Task to carry out »
Of the lines in the entries below, state how many hold the word "server". Say nothing else.

============================================================

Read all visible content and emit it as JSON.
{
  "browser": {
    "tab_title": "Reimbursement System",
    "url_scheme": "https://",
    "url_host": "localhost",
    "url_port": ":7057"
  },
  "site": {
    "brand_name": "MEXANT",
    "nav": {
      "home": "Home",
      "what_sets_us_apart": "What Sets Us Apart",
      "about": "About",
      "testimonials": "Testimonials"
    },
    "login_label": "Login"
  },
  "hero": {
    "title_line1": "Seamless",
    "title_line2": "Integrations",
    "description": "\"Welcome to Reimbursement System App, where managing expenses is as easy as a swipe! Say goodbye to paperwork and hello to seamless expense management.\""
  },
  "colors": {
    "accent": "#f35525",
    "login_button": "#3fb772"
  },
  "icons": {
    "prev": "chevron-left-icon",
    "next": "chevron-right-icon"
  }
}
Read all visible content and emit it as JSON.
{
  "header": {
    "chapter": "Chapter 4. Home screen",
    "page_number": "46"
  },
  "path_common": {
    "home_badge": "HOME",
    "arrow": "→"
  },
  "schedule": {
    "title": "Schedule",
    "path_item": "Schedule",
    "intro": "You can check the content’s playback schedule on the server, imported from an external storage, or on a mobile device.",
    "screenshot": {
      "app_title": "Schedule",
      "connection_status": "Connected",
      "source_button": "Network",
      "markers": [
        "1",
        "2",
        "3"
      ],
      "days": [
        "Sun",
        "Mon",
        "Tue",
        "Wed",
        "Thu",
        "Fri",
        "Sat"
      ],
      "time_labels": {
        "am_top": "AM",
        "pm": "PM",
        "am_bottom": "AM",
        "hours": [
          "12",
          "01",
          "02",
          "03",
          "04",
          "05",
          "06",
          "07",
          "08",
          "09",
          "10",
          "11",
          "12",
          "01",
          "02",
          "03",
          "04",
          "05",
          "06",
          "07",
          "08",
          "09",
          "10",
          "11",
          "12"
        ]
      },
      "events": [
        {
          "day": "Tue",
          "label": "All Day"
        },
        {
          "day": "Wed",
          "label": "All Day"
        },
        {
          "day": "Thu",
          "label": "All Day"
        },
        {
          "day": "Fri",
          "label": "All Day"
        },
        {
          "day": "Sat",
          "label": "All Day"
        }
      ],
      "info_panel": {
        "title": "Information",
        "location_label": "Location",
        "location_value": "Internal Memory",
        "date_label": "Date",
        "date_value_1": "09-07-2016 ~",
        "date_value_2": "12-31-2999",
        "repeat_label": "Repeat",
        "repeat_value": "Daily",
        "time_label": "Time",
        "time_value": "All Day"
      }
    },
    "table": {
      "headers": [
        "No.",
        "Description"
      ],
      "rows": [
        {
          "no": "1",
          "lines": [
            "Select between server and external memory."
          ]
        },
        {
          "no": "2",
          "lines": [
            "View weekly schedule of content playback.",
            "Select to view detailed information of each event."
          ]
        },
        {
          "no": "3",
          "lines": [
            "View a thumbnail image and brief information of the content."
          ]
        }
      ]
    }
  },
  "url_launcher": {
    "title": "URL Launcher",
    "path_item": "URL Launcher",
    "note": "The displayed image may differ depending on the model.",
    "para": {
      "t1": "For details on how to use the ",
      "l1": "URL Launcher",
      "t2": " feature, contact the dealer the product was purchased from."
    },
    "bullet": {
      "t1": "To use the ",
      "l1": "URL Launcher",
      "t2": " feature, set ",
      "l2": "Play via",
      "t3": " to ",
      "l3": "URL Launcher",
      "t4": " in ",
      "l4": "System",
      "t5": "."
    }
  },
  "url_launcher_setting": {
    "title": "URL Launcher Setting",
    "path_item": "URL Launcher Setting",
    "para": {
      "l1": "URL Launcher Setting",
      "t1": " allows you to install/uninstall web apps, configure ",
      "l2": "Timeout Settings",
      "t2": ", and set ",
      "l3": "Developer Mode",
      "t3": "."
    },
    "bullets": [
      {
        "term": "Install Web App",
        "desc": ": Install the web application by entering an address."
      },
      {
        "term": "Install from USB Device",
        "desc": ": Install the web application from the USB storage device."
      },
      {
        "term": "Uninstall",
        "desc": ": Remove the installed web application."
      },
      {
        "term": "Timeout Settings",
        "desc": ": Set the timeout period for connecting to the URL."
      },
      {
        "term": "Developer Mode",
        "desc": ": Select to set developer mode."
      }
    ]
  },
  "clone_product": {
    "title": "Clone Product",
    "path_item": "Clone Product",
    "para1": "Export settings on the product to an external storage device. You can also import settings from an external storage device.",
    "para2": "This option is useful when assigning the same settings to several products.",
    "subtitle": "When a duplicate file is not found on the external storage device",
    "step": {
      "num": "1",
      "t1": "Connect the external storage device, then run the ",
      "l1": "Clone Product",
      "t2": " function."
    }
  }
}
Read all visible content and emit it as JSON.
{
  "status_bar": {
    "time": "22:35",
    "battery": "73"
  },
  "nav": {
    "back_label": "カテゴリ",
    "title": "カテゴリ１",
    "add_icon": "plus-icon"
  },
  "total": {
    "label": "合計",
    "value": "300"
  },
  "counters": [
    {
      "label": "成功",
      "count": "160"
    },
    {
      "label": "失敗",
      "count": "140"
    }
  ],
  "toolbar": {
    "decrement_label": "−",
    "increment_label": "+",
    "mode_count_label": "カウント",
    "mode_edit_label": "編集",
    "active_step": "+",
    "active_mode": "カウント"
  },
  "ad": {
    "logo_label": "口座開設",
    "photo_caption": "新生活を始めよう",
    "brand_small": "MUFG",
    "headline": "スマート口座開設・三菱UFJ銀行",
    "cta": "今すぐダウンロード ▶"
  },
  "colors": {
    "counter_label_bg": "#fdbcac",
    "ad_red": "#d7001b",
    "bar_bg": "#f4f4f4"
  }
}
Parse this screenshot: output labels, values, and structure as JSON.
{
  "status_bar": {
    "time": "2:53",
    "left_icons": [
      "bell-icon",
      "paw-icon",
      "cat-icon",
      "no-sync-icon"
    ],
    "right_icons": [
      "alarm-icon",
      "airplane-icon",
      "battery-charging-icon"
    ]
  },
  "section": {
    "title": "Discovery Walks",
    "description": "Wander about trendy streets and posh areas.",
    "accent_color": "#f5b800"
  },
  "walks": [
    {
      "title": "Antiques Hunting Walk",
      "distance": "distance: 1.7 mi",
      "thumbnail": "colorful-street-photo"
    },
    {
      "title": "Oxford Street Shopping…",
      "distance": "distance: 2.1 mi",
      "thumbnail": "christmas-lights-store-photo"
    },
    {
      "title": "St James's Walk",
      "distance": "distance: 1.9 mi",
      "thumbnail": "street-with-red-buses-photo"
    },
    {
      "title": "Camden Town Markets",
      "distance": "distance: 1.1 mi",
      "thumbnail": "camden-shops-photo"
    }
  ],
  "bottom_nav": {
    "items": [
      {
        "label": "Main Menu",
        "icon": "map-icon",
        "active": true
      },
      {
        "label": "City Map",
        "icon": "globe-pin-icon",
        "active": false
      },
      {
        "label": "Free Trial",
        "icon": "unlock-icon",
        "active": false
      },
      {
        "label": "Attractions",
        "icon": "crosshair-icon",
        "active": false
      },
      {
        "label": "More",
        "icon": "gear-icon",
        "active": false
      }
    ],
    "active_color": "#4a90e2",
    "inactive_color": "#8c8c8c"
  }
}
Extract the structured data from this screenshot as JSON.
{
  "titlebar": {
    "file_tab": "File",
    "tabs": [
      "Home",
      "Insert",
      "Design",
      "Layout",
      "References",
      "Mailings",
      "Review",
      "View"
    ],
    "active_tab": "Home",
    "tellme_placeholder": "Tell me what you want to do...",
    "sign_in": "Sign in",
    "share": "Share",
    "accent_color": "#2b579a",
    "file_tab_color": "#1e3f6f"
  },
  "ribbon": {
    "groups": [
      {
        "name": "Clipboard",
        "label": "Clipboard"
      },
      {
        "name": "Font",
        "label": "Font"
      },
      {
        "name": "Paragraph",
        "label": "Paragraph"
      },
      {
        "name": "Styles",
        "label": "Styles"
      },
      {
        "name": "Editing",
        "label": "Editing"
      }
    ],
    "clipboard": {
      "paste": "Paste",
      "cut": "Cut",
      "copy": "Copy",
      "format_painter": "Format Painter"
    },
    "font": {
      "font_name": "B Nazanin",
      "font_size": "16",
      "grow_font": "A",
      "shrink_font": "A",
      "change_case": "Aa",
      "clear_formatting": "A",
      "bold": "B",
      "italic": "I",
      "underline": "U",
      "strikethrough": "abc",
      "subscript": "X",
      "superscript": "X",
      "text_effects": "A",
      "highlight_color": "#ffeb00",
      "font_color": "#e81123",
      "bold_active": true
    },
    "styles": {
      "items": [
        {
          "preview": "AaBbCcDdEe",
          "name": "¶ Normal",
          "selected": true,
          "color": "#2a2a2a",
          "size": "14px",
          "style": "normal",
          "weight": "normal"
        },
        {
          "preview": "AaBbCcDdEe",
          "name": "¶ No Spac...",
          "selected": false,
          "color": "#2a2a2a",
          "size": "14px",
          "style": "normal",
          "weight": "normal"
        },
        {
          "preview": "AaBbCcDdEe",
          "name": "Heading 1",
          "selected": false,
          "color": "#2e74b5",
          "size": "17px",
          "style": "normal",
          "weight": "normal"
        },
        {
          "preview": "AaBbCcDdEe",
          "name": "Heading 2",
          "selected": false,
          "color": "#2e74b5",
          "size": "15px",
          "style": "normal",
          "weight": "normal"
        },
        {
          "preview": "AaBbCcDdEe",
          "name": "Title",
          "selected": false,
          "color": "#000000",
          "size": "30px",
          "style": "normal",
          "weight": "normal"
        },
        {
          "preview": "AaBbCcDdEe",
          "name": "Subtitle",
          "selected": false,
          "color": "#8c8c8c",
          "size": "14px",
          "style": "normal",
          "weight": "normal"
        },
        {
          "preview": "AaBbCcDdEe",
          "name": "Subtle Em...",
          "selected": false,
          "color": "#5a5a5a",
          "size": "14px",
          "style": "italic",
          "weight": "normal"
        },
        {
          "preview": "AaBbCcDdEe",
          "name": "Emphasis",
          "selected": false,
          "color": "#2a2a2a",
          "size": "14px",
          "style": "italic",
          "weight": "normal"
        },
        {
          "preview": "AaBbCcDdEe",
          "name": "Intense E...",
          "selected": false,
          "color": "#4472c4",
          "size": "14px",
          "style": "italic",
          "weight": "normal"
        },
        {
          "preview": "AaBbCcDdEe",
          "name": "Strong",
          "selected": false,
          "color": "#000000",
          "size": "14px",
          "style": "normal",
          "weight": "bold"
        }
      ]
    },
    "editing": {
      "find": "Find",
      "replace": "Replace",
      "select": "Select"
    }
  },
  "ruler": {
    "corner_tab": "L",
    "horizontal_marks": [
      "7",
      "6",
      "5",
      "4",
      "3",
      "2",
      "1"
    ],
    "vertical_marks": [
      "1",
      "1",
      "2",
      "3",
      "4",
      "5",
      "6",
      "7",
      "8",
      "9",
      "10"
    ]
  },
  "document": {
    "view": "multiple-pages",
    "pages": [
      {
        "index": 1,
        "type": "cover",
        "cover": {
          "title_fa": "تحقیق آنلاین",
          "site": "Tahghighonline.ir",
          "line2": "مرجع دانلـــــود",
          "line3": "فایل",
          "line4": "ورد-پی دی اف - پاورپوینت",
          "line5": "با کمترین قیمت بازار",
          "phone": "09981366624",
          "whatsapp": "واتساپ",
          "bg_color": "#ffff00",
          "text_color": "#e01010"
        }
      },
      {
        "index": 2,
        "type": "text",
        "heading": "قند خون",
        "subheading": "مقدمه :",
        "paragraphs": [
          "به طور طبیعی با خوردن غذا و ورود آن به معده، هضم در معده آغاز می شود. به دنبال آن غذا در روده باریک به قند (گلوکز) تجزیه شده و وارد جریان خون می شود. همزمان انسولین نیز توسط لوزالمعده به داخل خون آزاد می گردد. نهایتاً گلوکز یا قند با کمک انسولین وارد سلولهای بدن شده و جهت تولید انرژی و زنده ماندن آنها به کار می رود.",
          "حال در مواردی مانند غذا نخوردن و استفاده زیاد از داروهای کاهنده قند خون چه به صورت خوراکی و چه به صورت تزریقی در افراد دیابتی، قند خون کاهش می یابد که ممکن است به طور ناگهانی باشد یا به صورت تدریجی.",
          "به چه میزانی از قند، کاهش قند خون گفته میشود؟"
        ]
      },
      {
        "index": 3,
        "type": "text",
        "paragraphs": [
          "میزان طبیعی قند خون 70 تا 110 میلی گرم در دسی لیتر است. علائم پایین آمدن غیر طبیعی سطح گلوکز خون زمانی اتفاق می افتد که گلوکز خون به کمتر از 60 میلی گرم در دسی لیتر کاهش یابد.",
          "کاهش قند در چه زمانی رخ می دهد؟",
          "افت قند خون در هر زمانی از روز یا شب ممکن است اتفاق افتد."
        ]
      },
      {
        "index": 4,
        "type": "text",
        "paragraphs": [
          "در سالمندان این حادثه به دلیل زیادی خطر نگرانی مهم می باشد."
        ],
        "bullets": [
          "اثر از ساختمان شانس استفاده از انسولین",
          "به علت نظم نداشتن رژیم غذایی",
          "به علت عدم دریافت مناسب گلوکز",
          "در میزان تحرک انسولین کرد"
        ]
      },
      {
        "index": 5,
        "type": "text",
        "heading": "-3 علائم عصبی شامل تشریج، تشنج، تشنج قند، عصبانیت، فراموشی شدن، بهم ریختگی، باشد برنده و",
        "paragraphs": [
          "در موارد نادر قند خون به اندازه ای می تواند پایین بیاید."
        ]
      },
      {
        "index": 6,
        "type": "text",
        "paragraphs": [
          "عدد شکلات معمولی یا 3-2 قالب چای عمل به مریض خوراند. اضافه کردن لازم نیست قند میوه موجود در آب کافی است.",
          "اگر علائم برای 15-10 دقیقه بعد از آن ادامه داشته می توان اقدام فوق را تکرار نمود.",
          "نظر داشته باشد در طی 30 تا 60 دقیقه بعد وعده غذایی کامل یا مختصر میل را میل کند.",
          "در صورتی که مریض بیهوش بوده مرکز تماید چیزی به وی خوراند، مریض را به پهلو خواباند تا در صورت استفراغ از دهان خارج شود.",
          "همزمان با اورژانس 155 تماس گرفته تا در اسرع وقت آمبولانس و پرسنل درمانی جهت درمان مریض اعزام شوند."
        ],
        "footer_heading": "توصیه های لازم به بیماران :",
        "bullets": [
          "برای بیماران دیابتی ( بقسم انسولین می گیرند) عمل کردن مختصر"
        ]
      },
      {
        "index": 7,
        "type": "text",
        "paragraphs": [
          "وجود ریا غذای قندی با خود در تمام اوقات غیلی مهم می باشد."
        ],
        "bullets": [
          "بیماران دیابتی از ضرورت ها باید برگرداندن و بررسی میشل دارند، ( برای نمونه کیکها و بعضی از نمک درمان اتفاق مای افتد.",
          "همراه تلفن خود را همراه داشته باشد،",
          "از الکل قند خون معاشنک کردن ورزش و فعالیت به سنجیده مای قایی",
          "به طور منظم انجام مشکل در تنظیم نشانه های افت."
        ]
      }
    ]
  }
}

============================================================

Full output »
2